## AIM
State only how many lines below include the string "Writer".

## EXERCISE DATA

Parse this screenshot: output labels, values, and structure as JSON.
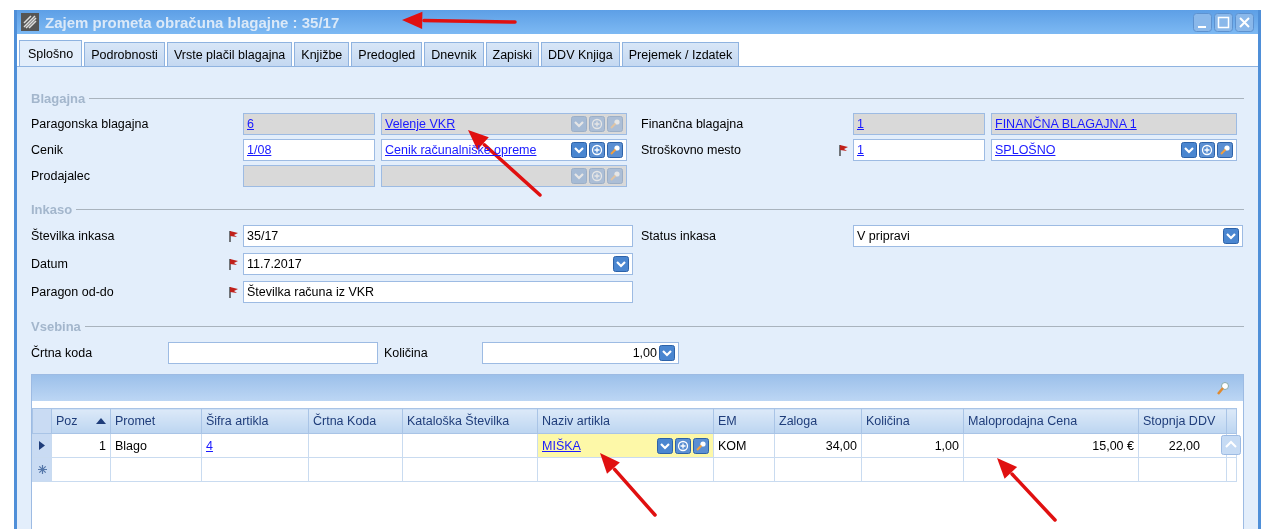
{
  "window": {
    "title": "Zajem prometa obračuna blagajne : 35/17"
  },
  "tabs": [
    {
      "label": "Splošno",
      "selected": true
    },
    {
      "label": "Podrobnosti",
      "selected": false
    },
    {
      "label": "Vrste plačil blagajna",
      "selected": false
    },
    {
      "label": "Knjižbe",
      "selected": false
    },
    {
      "label": "Predogled",
      "selected": false
    },
    {
      "label": "Dnevnik",
      "selected": false
    },
    {
      "label": "Zapiski",
      "selected": false
    },
    {
      "label": "DDV Knjiga",
      "selected": false
    },
    {
      "label": "Prejemek / Izdatek",
      "selected": false
    }
  ],
  "blagajna": {
    "title": "Blagajna",
    "fields": [
      {
        "label": "Paragonska blagajna",
        "required": false,
        "code": {
          "value": "6",
          "disabled": true
        },
        "name": {
          "value": "Velenje VKR",
          "disabled": true,
          "buttons": true
        }
      },
      {
        "label": "Finančna blagajna",
        "required": false,
        "code": {
          "value": "1",
          "disabled": true
        },
        "name": {
          "value": "FINANČNA BLAGAJNA 1",
          "disabled": true,
          "buttons": false
        }
      },
      {
        "label": "Cenik",
        "required": false,
        "code": {
          "value": "1/08",
          "disabled": false
        },
        "name": {
          "value": "Cenik računalniške opreme",
          "disabled": false,
          "buttons": true
        }
      },
      {
        "label": "Stroškovno mesto",
        "required": true,
        "code": {
          "value": "1",
          "disabled": false
        },
        "name": {
          "value": "SPLOŠNO",
          "disabled": false,
          "buttons": true
        }
      },
      {
        "label": "Prodajalec",
        "required": false,
        "code": {
          "disabled": true
        },
        "name": {
          "disabled": true,
          "buttons": true
        }
      }
    ]
  },
  "inkaso": {
    "title": "Inkaso",
    "left": [
      {
        "label": "Številka inkasa",
        "required": true,
        "kind": "text",
        "value": "35/17"
      },
      {
        "label": "Datum",
        "required": true,
        "kind": "dropdown",
        "value": "11.7.2017"
      },
      {
        "label": "Paragon od-do",
        "required": true,
        "kind": "text",
        "value": "Številka računa iz VKR"
      }
    ],
    "right": [
      {
        "label": "Status inkasa",
        "kind": "dropdown",
        "value": "V pripravi"
      }
    ]
  },
  "vsebina": {
    "title": "Vsebina",
    "barcode": {
      "label": "Črtna koda"
    },
    "quantity": {
      "label": "Količina",
      "value": "1,00"
    }
  },
  "table": {
    "columns": [
      {
        "label": "Poz",
        "sorted": true,
        "kind": "number"
      },
      {
        "label": "Promet",
        "sorted": false,
        "kind": "text"
      },
      {
        "label": "Šifra artikla",
        "sorted": false,
        "kind": "text"
      },
      {
        "label": "Črtna Koda",
        "sorted": false,
        "kind": "text"
      },
      {
        "label": "Kataloška Številka",
        "sorted": false,
        "kind": "text"
      },
      {
        "label": "Naziv artikla",
        "sorted": false,
        "kind": "text"
      },
      {
        "label": "EM",
        "sorted": false,
        "kind": "text"
      },
      {
        "label": "Zaloga",
        "sorted": false,
        "kind": "number"
      },
      {
        "label": "Količina",
        "sorted": false,
        "kind": "number"
      },
      {
        "label": "Maloprodajna Cena",
        "sorted": false,
        "kind": "number"
      },
      {
        "label": "Stopnja DDV",
        "sorted": false,
        "kind": "number"
      }
    ],
    "rows": [
      {
        "kind": "current",
        "cells": [
          {
            "value": "1"
          },
          {
            "value": "Blago"
          },
          {
            "value": "4",
            "link": true
          },
          {},
          {},
          {
            "value": "MIŠKA",
            "link": true,
            "editing": true
          },
          {
            "value": "KOM"
          },
          {
            "value": "34,00"
          },
          {
            "value": "1,00"
          },
          {
            "value": "15,00 €"
          },
          {
            "value": "22,00"
          }
        ]
      },
      {
        "kind": "new",
        "cells": [
          {},
          {},
          {},
          {},
          {},
          {},
          {},
          {},
          {},
          {},
          {}
        ]
      }
    ]
  }
}
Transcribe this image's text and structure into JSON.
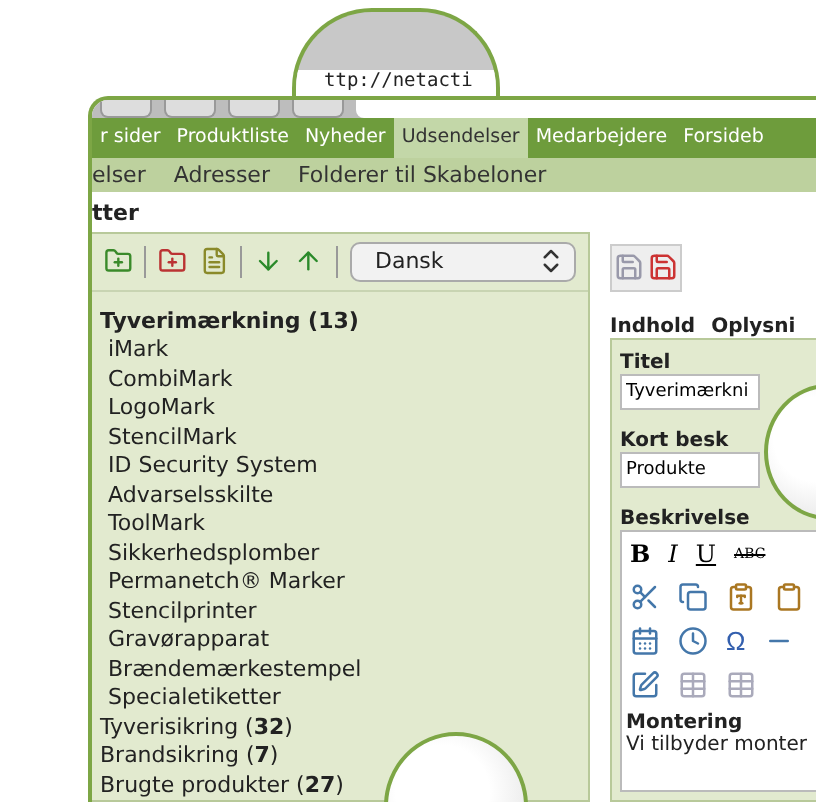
{
  "browser": {
    "url": "ttp://netacti"
  },
  "nav": {
    "tabs": [
      {
        "label": "r sider",
        "selected": false
      },
      {
        "label": "Produktliste",
        "selected": false
      },
      {
        "label": "Nyheder",
        "selected": false
      },
      {
        "label": "Udsendelser",
        "selected": true
      },
      {
        "label": "Medarbejdere",
        "selected": false
      },
      {
        "label": "Forsideb",
        "selected": false
      }
    ]
  },
  "subnav": [
    "elser",
    "Adresser",
    "Folderer til Skabeloner"
  ],
  "heading": "tter",
  "tree": {
    "language": "Dansk",
    "items": [
      {
        "label": "Tyverimærkning (13)",
        "expanded": true,
        "children": [
          "iMark",
          "CombiMark",
          "LogoMark",
          "StencilMark",
          "ID Security System",
          "Advarselsskilte",
          "ToolMark",
          "Sikkerhedsplomber",
          "Permanetch® Marker",
          "Stencilprinter",
          "Gravørapparat",
          "Brændemærkestempel",
          "Specialetiketter"
        ]
      },
      {
        "label": "Tyverisikring (**32**)",
        "expanded": false
      },
      {
        "label": "Brandsikring (**7**)",
        "expanded": false
      },
      {
        "label": "Brugte produkter (**27**)",
        "expanded": false
      }
    ]
  },
  "editor": {
    "tabs": [
      "Indhold",
      "Oplysni"
    ],
    "fields": [
      {
        "label": "Titel",
        "value": "Tyverimærkni"
      },
      {
        "label": "Kort besk",
        "value": "Produkte"
      }
    ],
    "description_label": "Beskrivelse",
    "format_buttons": [
      {
        "label": "B",
        "kind": "bold"
      },
      {
        "label": "I",
        "kind": "italic"
      },
      {
        "label": "U",
        "kind": "underline"
      },
      {
        "label": "ABC",
        "kind": "strike"
      }
    ],
    "symbol": "Ω",
    "content_heading": "Montering",
    "content_text": "Vi tilbyder monter"
  }
}
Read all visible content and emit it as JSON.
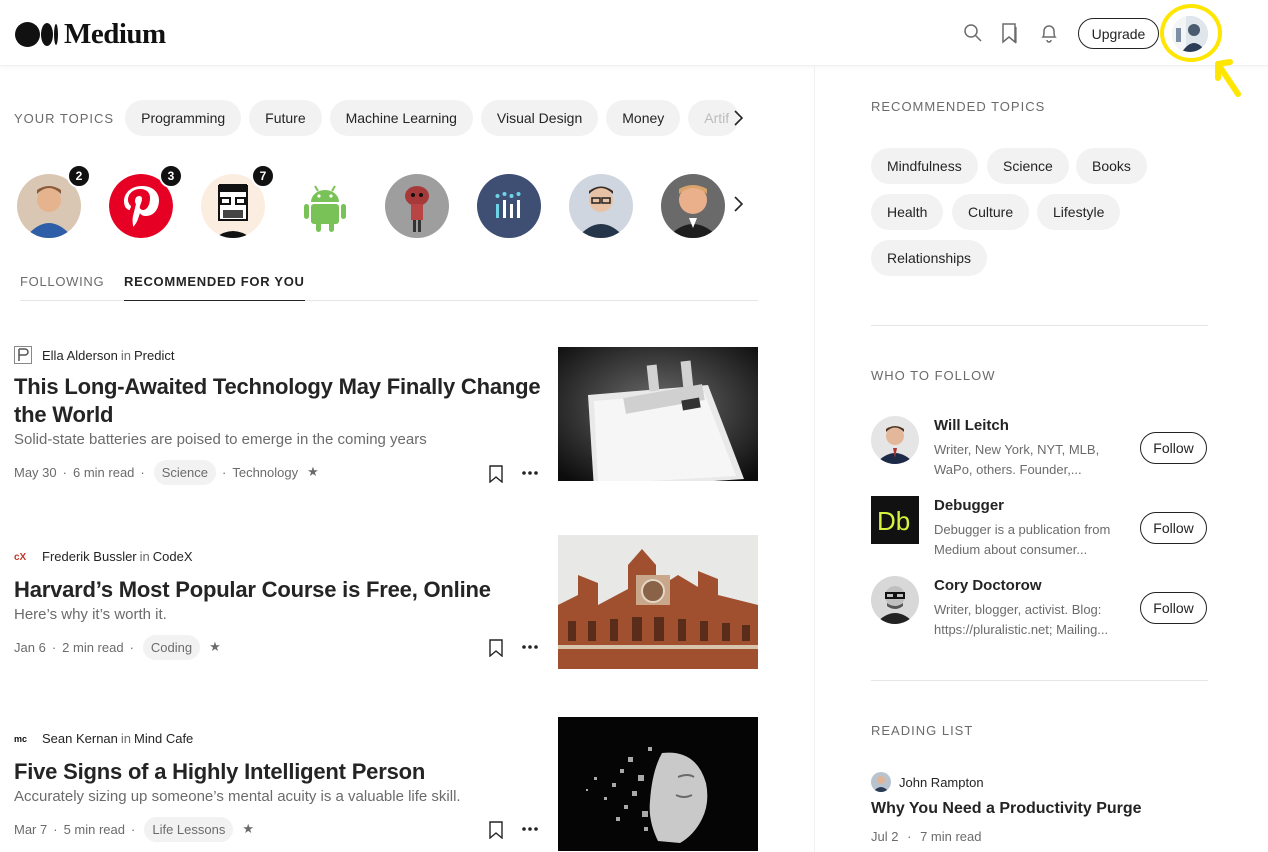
{
  "header": {
    "logo_text": "Medium",
    "upgrade_label": "Upgrade"
  },
  "topics": {
    "label": "YOUR TOPICS",
    "items": [
      "Programming",
      "Future",
      "Machine Learning",
      "Visual Design",
      "Money",
      "Artif"
    ]
  },
  "following_circles": [
    {
      "name": "profile-1",
      "badge": "2"
    },
    {
      "name": "pinterest",
      "badge": "3"
    },
    {
      "name": "profile-3",
      "badge": "7"
    },
    {
      "name": "android",
      "badge": ""
    },
    {
      "name": "profile-5",
      "badge": ""
    },
    {
      "name": "profile-6",
      "badge": ""
    },
    {
      "name": "profile-7",
      "badge": ""
    },
    {
      "name": "profile-8",
      "badge": ""
    }
  ],
  "feed_tabs": {
    "following": "FOLLOWING",
    "recommended": "RECOMMENDED FOR YOU"
  },
  "articles": [
    {
      "author": "Ella Alderson",
      "in_word": "in",
      "publication": "Predict",
      "title": "This Long-Awaited Technology May Finally Change the World",
      "subtitle": "Solid-state batteries are poised to emerge in the coming years",
      "date": "May 30",
      "read_time": "6 min read",
      "tag": "Science",
      "extra": "Technology"
    },
    {
      "author": "Frederik Bussler",
      "in_word": "in",
      "publication": "CodeX",
      "title": "Harvard’s Most Popular Course is Free, Online",
      "subtitle": "Here’s why it’s worth it.",
      "date": "Jan 6",
      "read_time": "2 min read",
      "tag": "Coding",
      "extra": ""
    },
    {
      "author": "Sean Kernan",
      "in_word": "in",
      "publication": "Mind Cafe",
      "title": "Five Signs of a Highly Intelligent Person",
      "subtitle": "Accurately sizing up someone’s mental acuity is a valuable life skill.",
      "date": "Mar 7",
      "read_time": "5 min read",
      "tag": "Life Lessons",
      "extra": ""
    }
  ],
  "recommended_topics": {
    "title": "RECOMMENDED TOPICS",
    "items": [
      "Mindfulness",
      "Science",
      "Books",
      "Health",
      "Culture",
      "Lifestyle",
      "Relationships"
    ]
  },
  "who_to_follow": {
    "title": "WHO TO FOLLOW",
    "follow_label": "Follow",
    "items": [
      {
        "name": "Will Leitch",
        "desc_1": "Writer, New York, NYT, MLB,",
        "desc_2": "WaPo, others. Founder,..."
      },
      {
        "name": "Debugger",
        "desc_1": "Debugger is a publication from",
        "desc_2": "Medium about consumer..."
      },
      {
        "name": "Cory Doctorow",
        "desc_1": "Writer, blogger, activist. Blog:",
        "desc_2": "https://pluralistic.net; Mailing..."
      }
    ]
  },
  "reading_list": {
    "title": "READING LIST",
    "author": "John Rampton",
    "article_title": "Why You Need a Productivity Purge",
    "date": "Jul 2",
    "read_time": "7 min read"
  },
  "icons": {
    "search": "search-icon",
    "bookmarks": "bookmarks-icon",
    "notifications": "bell-icon",
    "chevron": "chevron-right-icon",
    "bookmark": "bookmark-add-icon",
    "more": "more-horizontal-icon"
  },
  "colors": {
    "text": "#242424",
    "muted": "#6b6b6b",
    "pill_bg": "#f2f2f2",
    "highlight": "#ffe600"
  }
}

## TASK RESPONSE
2